[START Information shown]

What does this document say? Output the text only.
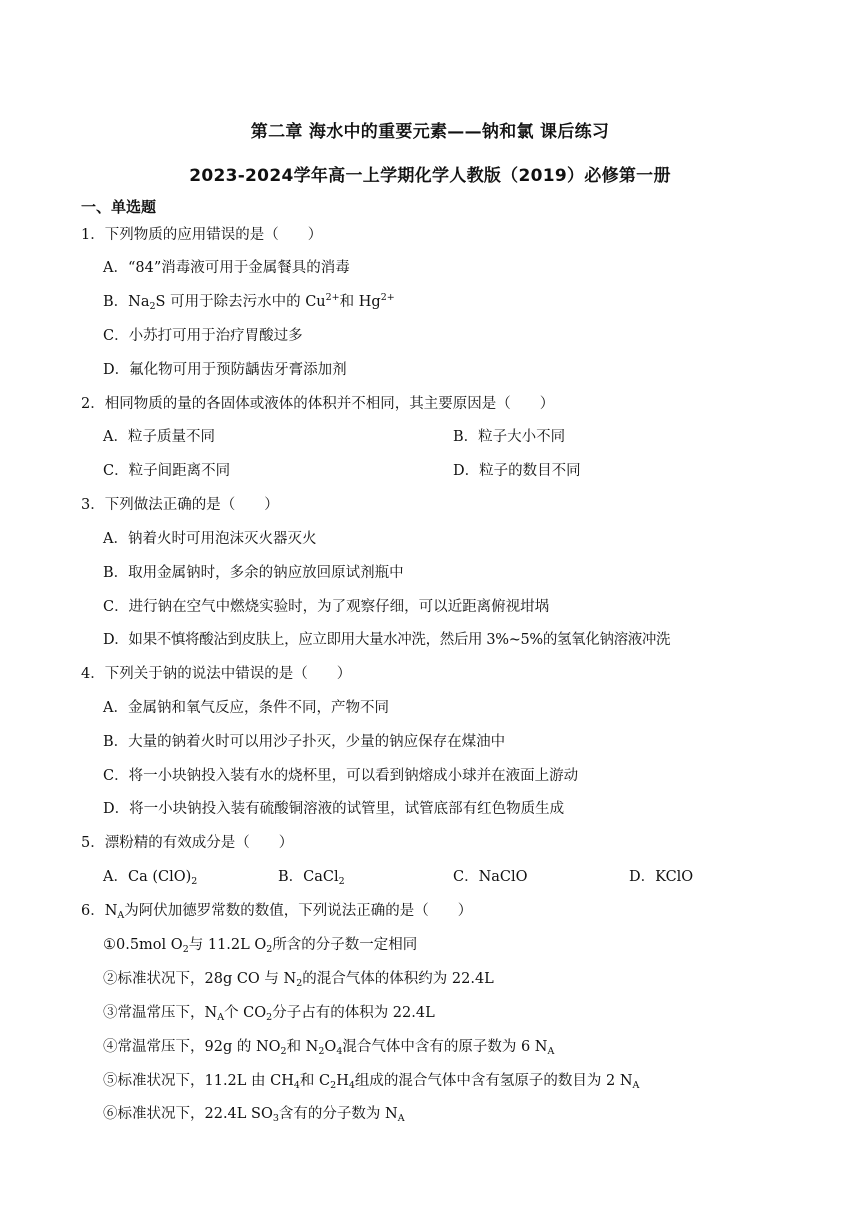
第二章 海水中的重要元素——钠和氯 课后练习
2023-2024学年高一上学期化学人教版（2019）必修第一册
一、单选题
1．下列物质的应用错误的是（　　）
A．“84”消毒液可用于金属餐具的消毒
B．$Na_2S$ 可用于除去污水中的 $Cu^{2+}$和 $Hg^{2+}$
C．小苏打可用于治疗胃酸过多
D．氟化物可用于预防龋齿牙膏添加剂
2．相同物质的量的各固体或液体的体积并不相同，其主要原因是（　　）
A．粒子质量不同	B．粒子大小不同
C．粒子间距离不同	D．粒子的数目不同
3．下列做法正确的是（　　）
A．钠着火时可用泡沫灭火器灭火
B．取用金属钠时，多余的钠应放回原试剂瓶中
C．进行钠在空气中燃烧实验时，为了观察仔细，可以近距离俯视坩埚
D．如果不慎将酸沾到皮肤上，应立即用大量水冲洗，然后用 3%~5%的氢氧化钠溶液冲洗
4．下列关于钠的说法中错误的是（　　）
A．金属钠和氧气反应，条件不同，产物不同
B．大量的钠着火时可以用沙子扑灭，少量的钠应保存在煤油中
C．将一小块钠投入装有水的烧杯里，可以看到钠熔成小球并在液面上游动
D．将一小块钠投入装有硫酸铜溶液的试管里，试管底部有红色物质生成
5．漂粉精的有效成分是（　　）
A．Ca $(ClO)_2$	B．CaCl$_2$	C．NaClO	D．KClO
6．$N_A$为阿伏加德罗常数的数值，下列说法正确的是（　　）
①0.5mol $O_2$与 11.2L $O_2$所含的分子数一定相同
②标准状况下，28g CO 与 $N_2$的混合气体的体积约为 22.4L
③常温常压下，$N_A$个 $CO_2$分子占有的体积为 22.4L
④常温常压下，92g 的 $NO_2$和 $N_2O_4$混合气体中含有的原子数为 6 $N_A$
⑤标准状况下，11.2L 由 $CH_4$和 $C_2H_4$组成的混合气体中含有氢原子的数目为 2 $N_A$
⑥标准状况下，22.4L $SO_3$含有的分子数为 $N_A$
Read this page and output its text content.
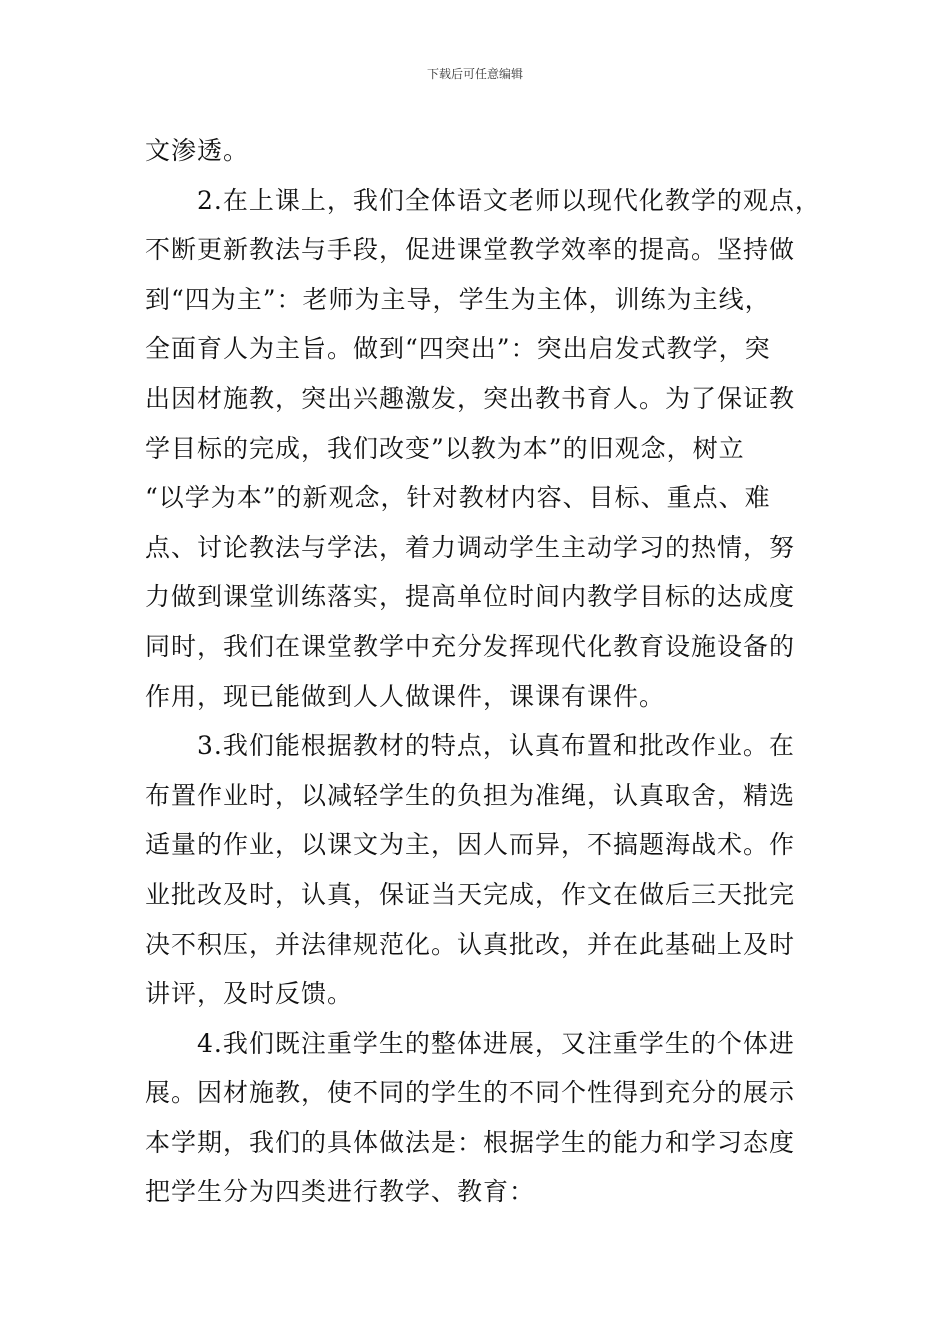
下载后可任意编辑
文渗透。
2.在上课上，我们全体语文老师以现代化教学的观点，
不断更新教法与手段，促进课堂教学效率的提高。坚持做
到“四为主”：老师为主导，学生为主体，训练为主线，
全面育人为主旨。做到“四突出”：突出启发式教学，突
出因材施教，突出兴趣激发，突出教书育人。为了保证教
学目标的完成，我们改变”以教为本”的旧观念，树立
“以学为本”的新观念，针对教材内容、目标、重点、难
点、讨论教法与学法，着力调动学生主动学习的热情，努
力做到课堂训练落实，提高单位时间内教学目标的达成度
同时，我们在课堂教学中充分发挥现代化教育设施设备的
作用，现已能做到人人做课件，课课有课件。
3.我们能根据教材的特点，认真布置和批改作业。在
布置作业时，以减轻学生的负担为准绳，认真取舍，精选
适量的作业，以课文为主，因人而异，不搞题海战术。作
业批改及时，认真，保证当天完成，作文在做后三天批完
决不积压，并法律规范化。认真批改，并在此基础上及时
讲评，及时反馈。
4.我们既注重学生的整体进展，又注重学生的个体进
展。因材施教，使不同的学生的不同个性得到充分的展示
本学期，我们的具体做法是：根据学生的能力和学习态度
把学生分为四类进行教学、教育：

[END Information shown]

• **Exercise prompt**
Provide only the number of lines in the records containing the string "text".

• **Response to this task**
2